Instruction: Find the lines with "因为有了阳光" in them and copy them out.

[start of Given data]

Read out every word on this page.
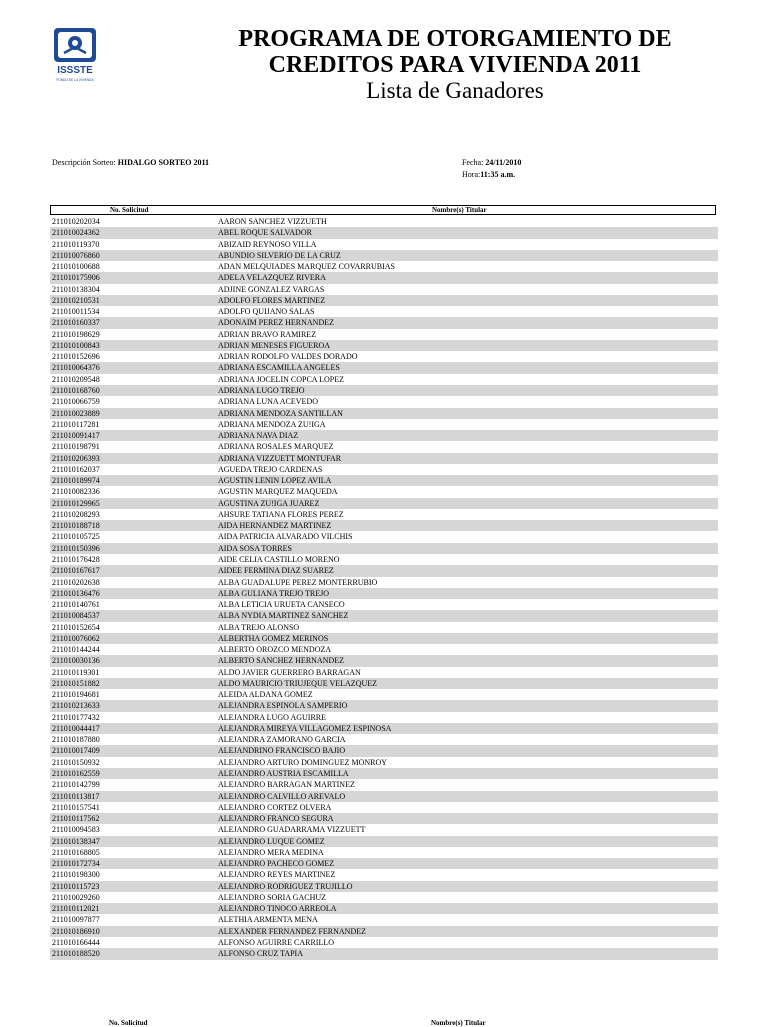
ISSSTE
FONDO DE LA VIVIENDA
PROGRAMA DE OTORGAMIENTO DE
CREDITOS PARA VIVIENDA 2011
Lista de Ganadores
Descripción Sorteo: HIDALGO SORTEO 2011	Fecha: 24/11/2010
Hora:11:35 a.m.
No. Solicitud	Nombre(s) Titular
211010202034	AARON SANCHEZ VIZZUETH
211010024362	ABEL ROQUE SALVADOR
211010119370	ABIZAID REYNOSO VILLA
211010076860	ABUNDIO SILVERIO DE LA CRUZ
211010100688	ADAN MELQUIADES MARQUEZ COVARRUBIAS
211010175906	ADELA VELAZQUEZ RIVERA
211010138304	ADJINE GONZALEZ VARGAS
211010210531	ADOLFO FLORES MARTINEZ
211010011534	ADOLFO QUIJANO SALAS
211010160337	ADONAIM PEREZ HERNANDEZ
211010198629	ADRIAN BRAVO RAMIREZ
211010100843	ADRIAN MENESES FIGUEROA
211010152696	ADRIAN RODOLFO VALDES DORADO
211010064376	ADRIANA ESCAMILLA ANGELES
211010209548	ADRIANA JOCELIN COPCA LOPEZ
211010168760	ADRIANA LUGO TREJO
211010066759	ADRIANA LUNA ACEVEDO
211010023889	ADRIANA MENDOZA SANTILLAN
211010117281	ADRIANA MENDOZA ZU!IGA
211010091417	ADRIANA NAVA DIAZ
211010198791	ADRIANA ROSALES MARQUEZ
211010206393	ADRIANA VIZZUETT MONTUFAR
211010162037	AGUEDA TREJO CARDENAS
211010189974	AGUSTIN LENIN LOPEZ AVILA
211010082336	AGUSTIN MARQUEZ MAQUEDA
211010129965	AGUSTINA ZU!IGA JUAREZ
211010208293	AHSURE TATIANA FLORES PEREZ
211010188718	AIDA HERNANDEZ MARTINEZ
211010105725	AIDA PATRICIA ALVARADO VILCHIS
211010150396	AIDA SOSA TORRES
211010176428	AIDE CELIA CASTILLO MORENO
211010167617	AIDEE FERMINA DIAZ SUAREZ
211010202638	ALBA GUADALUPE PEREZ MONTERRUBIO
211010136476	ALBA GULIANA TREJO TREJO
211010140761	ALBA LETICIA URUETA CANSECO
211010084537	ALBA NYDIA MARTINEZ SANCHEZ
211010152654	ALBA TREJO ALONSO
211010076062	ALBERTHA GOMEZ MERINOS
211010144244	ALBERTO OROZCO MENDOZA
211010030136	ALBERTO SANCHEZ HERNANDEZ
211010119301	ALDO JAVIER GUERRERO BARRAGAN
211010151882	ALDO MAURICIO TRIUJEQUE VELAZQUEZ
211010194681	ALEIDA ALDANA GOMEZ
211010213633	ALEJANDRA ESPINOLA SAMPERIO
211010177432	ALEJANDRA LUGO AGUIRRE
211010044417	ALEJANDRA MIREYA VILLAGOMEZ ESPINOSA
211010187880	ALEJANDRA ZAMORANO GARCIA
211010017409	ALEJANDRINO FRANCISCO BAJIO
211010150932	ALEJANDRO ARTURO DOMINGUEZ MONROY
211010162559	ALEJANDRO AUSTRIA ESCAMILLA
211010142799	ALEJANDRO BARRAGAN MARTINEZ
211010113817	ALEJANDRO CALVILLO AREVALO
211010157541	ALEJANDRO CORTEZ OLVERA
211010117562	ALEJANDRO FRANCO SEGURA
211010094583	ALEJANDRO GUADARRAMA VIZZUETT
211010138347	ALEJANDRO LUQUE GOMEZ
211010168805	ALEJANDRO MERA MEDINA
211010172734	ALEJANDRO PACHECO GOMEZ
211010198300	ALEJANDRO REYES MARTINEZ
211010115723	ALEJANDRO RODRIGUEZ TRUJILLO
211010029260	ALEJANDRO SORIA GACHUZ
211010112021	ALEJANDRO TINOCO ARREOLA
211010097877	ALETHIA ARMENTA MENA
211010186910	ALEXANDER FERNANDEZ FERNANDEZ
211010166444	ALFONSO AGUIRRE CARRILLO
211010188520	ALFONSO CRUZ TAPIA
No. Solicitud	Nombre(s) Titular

[end of Given data]
[start of Given data]

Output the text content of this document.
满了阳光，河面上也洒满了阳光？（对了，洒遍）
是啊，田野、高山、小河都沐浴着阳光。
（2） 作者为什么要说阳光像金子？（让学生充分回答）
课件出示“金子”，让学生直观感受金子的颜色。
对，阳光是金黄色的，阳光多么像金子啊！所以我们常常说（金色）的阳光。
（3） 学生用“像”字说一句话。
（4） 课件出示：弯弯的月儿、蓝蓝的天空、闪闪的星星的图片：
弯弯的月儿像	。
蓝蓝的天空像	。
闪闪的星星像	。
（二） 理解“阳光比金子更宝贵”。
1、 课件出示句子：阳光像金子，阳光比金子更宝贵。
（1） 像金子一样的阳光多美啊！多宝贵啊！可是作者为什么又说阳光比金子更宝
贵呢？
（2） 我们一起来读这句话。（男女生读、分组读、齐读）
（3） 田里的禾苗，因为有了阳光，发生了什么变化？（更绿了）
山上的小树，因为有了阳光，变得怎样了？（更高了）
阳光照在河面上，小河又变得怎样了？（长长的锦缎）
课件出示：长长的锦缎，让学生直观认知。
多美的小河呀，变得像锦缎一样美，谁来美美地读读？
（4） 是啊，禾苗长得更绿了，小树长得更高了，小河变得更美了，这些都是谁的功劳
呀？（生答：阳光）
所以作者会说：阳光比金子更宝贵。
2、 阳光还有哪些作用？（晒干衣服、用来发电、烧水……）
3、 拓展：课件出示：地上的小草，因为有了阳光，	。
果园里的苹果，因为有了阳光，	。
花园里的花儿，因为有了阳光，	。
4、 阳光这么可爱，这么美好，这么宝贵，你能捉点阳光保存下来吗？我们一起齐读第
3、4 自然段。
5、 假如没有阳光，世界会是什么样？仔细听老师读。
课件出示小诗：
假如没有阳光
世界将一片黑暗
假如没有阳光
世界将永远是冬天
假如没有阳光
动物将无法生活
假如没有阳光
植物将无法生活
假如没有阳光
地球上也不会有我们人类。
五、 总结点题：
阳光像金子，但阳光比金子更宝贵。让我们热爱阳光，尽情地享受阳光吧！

[end of Given data]

Written answer:
（3） 田里的禾苗，因为有了阳光，发生了什么变化？（更绿了）
山上的小树，因为有了阳光，变得怎样了？（更高了）
3、 拓展：课件出示：地上的小草，因为有了阳光，	。
果园里的苹果，因为有了阳光，	。
花园里的花儿，因为有了阳光，	。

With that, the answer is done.